● GIVEN RECORDS:
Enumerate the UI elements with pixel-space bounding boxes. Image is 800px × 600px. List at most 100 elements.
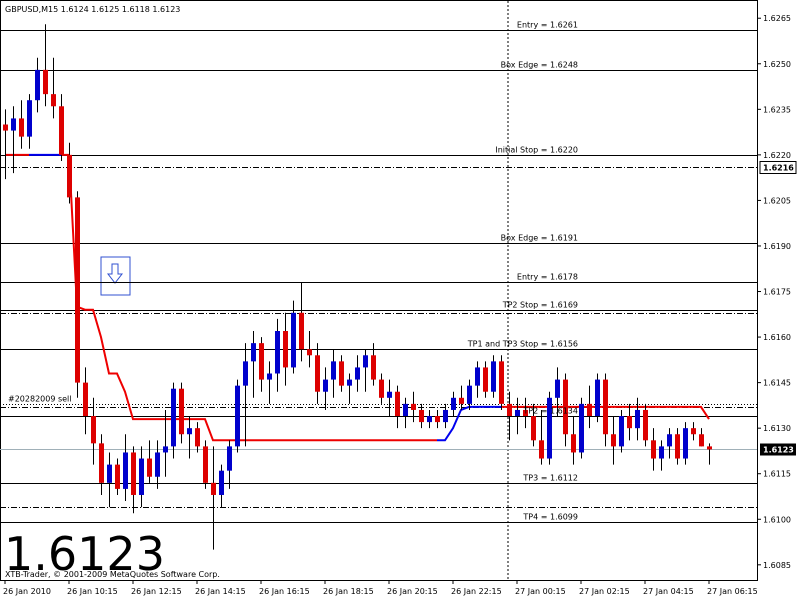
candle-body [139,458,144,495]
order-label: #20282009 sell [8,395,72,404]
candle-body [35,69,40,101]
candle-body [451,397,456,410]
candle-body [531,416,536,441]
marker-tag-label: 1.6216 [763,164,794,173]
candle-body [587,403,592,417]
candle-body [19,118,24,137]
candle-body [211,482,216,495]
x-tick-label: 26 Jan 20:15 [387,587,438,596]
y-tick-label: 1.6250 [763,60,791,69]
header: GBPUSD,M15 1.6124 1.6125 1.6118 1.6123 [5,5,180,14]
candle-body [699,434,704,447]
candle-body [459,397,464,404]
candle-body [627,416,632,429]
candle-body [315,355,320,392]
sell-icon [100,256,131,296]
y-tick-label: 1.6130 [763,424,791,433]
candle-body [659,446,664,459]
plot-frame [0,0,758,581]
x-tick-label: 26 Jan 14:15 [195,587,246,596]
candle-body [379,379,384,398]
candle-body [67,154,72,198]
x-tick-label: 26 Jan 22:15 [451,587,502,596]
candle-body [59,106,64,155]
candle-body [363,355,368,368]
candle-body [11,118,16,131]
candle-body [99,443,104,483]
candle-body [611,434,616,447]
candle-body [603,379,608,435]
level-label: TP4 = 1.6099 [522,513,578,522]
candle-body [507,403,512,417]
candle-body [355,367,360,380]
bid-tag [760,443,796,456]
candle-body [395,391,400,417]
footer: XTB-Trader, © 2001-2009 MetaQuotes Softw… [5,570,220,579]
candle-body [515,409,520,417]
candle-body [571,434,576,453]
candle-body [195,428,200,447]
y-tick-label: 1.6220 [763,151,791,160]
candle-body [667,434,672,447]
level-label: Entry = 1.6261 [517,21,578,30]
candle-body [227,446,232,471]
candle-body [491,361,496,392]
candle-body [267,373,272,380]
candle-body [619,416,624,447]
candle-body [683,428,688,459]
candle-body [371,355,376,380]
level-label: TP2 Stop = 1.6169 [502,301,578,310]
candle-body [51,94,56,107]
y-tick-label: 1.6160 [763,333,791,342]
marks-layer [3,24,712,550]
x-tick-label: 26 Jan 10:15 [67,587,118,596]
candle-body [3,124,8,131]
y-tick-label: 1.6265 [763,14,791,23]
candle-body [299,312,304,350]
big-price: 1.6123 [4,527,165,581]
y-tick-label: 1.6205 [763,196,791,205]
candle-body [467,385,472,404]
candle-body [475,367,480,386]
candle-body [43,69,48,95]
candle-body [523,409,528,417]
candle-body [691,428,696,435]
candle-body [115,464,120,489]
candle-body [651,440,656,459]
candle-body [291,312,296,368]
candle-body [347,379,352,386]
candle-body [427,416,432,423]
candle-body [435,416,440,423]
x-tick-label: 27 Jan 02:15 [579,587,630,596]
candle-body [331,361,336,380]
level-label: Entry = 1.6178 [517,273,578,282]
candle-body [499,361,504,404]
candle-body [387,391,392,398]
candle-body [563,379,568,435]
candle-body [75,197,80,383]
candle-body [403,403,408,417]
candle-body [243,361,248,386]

● SHORT EXERCISE: Pull every line of the material above into your answer word for word, leaving out the picture.

● ANSWER FOR THIS EXERCISE:
Enumerate the UI elements with pixel-space bounding boxes. Image is 800px × 600px. List at most 100 elements.
candle-body [139,458,144,495]
order-label: #20282009 sell [8,395,72,404]
candle-body [35,69,40,101]
candle-body [451,397,456,410]
candle-body [531,416,536,441]
marker-tag-label: 1.6216 [763,164,794,173]
candle-body [587,403,592,417]
candle-body [19,118,24,137]
candle-body [211,482,216,495]
x-tick-label: 26 Jan 20:15 [387,587,438,596]
y-tick-label: 1.6250 [763,60,791,69]
header: GBPUSD,M15 1.6124 1.6125 1.6118 1.6123 [5,5,180,14]
candle-body [699,434,704,447]
candle-body [459,397,464,404]
candle-body [627,416,632,429]
candle-body [315,355,320,392]
sell-icon [100,256,131,296]
y-tick-label: 1.6130 [763,424,791,433]
candle-body [659,446,664,459]
plot-frame [0,0,758,581]
x-tick-label: 26 Jan 14:15 [195,587,246,596]
candle-body [379,379,384,398]
candle-body [67,154,72,198]
x-tick-label: 26 Jan 22:15 [451,587,502,596]
candle-body [59,106,64,155]
candle-body [363,355,368,368]
candle-body [11,118,16,131]
candle-body [99,443,104,483]
candle-body [611,434,616,447]
candle-body [603,379,608,435]
level-label: TP4 = 1.6099 [522,513,578,522]
candle-body [507,403,512,417]
candle-body [355,367,360,380]
bid-tag [760,443,796,456]
candle-body [395,391,400,417]
footer: XTB-Trader, © 2001-2009 MetaQuotes Softw… [5,570,220,579]
candle-body [515,409,520,417]
candle-body [571,434,576,453]
candle-body [195,428,200,447]
y-tick-label: 1.6220 [763,151,791,160]
candle-body [667,434,672,447]
level-label: Entry = 1.6261 [517,21,578,30]
candle-body [227,446,232,471]
candle-body [491,361,496,392]
candle-body [267,373,272,380]
candle-body [619,416,624,447]
candle-body [683,428,688,459]
candle-body [371,355,376,380]
level-label: TP2 Stop = 1.6169 [502,301,578,310]
candle-body [51,94,56,107]
y-tick-label: 1.6160 [763,333,791,342]
marks-layer [3,24,712,550]
x-tick-label: 26 Jan 10:15 [67,587,118,596]
candle-body [3,124,8,131]
y-tick-label: 1.6265 [763,14,791,23]
candle-body [299,312,304,350]
big-price: 1.6123 [4,527,165,581]
y-tick-label: 1.6205 [763,196,791,205]
candle-body [467,385,472,404]
candle-body [475,367,480,386]
candle-body [43,69,48,95]
candle-body [523,409,528,417]
candle-body [691,428,696,435]
candle-body [115,464,120,489]
candle-body [651,440,656,459]
candle-body [291,312,296,368]
candle-body [347,379,352,386]
candle-body [427,416,432,423]
candle-body [435,416,440,423]
x-tick-label: 27 Jan 02:15 [579,587,630,596]
candle-body [331,361,336,380]
level-label: Entry = 1.6178 [517,273,578,282]
candle-body [499,361,504,404]
candle-body [387,391,392,398]
candle-body [563,379,568,435]
candle-body [75,197,80,383]
candle-body [403,403,408,417]
candle-body [243,361,248,386]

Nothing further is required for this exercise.